■ THE REQUEST
Look for "screenshot" in the listing below. Gather each line that contains it.
--*--
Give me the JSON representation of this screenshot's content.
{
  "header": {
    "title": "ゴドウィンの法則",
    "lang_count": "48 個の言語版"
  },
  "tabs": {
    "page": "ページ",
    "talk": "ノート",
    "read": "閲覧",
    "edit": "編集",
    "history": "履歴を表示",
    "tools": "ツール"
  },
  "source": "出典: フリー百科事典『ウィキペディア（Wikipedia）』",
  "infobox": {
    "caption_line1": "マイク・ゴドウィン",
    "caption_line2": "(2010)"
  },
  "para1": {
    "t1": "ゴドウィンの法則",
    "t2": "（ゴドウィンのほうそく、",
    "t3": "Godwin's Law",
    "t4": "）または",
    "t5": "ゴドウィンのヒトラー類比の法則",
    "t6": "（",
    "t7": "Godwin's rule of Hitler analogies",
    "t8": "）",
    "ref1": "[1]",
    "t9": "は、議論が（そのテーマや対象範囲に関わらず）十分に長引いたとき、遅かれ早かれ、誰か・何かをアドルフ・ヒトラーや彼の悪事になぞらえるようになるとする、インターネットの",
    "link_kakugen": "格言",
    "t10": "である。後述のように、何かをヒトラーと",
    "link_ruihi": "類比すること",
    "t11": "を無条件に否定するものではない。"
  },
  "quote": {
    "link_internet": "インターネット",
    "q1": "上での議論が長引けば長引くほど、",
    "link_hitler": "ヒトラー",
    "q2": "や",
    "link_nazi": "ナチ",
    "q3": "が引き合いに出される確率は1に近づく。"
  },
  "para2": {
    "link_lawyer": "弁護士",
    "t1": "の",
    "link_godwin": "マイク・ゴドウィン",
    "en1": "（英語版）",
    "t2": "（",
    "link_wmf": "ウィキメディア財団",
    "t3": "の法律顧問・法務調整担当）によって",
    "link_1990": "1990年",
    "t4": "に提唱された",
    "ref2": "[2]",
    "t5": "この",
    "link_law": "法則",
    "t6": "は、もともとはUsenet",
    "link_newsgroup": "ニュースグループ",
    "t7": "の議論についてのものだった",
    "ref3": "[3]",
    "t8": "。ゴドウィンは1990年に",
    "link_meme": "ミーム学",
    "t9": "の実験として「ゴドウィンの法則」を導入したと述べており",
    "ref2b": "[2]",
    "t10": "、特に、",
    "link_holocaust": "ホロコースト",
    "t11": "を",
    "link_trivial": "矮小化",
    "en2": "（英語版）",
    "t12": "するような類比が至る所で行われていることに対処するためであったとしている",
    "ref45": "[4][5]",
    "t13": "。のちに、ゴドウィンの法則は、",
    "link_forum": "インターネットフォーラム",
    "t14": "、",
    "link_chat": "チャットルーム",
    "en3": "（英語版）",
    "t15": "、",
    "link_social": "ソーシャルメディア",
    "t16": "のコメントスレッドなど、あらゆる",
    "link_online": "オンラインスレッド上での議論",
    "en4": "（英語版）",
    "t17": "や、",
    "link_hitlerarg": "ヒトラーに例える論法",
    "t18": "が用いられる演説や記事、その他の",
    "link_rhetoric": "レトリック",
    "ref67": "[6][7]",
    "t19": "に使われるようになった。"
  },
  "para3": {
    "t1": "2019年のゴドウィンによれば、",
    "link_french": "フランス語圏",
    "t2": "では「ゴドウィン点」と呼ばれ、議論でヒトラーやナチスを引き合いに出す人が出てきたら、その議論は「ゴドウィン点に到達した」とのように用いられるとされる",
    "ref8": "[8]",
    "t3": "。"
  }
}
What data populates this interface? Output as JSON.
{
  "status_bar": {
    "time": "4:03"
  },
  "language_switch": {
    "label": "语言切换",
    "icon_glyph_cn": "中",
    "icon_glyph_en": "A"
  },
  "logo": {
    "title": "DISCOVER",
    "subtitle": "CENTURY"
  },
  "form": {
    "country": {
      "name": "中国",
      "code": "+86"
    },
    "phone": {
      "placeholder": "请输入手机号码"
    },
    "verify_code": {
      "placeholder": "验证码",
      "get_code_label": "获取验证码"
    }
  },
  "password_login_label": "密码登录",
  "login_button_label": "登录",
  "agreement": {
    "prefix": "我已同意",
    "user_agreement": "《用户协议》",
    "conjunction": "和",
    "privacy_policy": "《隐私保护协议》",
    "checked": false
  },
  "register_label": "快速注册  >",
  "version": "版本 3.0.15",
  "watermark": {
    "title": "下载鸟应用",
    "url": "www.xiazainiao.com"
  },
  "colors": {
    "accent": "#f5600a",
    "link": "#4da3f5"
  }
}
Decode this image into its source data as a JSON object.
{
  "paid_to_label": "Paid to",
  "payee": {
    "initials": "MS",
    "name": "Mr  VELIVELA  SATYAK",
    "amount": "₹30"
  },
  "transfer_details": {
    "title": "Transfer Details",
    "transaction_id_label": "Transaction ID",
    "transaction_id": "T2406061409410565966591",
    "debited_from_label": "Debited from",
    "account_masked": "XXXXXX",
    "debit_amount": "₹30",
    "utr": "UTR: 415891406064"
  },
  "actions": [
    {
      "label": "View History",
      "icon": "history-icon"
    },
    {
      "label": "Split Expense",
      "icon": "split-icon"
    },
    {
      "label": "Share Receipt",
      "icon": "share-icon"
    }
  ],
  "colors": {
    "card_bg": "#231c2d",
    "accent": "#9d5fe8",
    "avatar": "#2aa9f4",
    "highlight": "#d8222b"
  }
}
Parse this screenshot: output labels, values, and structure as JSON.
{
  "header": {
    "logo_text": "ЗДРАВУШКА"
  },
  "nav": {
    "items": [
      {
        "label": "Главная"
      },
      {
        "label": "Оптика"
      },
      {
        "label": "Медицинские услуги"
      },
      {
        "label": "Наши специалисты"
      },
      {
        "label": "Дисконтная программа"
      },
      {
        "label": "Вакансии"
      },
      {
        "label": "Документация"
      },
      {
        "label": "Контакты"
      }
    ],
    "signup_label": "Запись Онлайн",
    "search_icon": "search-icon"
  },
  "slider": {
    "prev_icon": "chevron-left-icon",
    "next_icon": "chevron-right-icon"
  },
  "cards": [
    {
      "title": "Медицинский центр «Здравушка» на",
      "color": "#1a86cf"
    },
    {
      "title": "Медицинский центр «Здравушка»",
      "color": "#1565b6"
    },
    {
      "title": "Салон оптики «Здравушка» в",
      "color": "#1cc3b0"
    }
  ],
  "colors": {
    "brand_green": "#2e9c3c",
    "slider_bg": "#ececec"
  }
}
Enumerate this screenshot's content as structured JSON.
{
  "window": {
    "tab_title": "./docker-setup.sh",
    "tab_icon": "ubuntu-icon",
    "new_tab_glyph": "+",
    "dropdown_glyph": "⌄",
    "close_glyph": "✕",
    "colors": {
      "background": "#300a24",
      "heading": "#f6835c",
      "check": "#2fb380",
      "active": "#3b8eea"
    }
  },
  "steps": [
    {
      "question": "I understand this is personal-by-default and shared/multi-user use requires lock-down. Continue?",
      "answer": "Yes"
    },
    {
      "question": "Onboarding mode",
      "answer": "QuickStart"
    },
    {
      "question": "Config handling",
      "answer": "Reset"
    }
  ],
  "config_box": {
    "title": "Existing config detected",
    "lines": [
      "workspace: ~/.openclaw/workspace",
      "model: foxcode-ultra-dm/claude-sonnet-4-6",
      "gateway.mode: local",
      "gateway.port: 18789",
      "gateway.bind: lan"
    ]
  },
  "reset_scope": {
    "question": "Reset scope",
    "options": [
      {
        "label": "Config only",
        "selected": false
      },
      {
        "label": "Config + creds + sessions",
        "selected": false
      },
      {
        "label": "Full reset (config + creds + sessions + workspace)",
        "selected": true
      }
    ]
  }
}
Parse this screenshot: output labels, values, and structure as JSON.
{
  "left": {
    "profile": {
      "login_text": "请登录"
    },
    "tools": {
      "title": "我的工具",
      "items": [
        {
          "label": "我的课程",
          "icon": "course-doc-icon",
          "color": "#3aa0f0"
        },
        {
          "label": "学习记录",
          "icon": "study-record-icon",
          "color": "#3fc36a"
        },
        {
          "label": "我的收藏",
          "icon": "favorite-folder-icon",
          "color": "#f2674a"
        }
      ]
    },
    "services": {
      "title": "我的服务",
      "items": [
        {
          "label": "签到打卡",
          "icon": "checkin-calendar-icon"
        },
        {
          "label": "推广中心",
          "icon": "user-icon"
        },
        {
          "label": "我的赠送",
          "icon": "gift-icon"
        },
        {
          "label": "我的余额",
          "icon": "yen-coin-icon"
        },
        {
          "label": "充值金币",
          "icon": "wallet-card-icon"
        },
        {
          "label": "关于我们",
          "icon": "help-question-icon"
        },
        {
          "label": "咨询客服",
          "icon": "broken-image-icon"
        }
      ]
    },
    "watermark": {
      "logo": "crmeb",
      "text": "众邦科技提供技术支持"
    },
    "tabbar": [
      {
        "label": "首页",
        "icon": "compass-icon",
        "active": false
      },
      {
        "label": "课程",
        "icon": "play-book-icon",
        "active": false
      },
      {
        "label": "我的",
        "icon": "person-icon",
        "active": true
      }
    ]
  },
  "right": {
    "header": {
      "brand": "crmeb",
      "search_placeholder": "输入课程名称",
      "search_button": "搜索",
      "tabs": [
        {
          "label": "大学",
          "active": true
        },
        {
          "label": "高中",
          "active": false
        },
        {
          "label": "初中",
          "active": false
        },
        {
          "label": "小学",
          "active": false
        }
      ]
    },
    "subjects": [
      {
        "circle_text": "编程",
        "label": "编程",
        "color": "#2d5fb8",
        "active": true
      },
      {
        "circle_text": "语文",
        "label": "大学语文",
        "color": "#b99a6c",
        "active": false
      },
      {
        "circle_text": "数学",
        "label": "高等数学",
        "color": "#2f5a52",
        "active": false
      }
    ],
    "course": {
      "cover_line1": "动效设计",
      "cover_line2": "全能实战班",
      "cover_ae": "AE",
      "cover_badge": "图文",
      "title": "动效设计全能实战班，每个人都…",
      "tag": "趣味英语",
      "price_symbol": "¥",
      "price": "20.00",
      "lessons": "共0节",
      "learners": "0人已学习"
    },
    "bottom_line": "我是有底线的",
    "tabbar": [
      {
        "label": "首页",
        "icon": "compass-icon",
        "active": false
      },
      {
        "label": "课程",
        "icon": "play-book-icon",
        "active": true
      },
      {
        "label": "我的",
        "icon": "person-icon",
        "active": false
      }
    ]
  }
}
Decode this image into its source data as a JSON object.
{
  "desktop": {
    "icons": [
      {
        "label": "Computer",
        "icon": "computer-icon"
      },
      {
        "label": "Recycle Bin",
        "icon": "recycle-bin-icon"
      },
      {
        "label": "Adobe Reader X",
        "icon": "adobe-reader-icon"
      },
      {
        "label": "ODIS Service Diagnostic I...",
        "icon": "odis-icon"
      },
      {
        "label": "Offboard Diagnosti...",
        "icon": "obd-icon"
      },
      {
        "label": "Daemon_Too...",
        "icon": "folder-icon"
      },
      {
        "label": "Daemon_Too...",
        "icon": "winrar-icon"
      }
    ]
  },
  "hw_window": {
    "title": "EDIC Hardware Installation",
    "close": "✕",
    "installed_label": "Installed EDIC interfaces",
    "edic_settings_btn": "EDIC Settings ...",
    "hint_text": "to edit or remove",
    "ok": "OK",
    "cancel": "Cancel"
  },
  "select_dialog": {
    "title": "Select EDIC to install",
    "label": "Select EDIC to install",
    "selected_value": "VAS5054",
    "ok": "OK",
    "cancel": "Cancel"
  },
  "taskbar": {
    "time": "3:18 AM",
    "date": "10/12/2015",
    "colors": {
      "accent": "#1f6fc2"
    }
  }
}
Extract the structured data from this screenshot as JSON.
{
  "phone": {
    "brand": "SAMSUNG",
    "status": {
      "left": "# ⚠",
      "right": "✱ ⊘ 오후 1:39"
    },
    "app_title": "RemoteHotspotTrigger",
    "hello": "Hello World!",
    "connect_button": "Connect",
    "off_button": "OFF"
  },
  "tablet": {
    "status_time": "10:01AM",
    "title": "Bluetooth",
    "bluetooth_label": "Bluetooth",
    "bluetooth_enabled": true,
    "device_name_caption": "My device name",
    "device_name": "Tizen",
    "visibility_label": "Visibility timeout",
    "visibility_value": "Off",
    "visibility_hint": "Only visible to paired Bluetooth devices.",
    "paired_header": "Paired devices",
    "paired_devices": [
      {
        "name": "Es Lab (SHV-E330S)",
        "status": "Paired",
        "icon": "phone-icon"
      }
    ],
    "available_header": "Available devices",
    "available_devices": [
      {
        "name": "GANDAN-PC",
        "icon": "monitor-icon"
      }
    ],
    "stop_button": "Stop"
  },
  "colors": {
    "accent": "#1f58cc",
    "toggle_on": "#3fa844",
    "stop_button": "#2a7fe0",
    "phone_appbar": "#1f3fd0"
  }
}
--*--
■ WORKED SOLUTION
Give me the JSON representation of this screenshot's content.
Parse this screenshot: output labels, values, and structure as JSON.
Enumerate this screenshot's content as structured JSON.
Parse this screenshot: output labels, values, and structure as JSON.
Extract the structured data from this screenshot as JSON.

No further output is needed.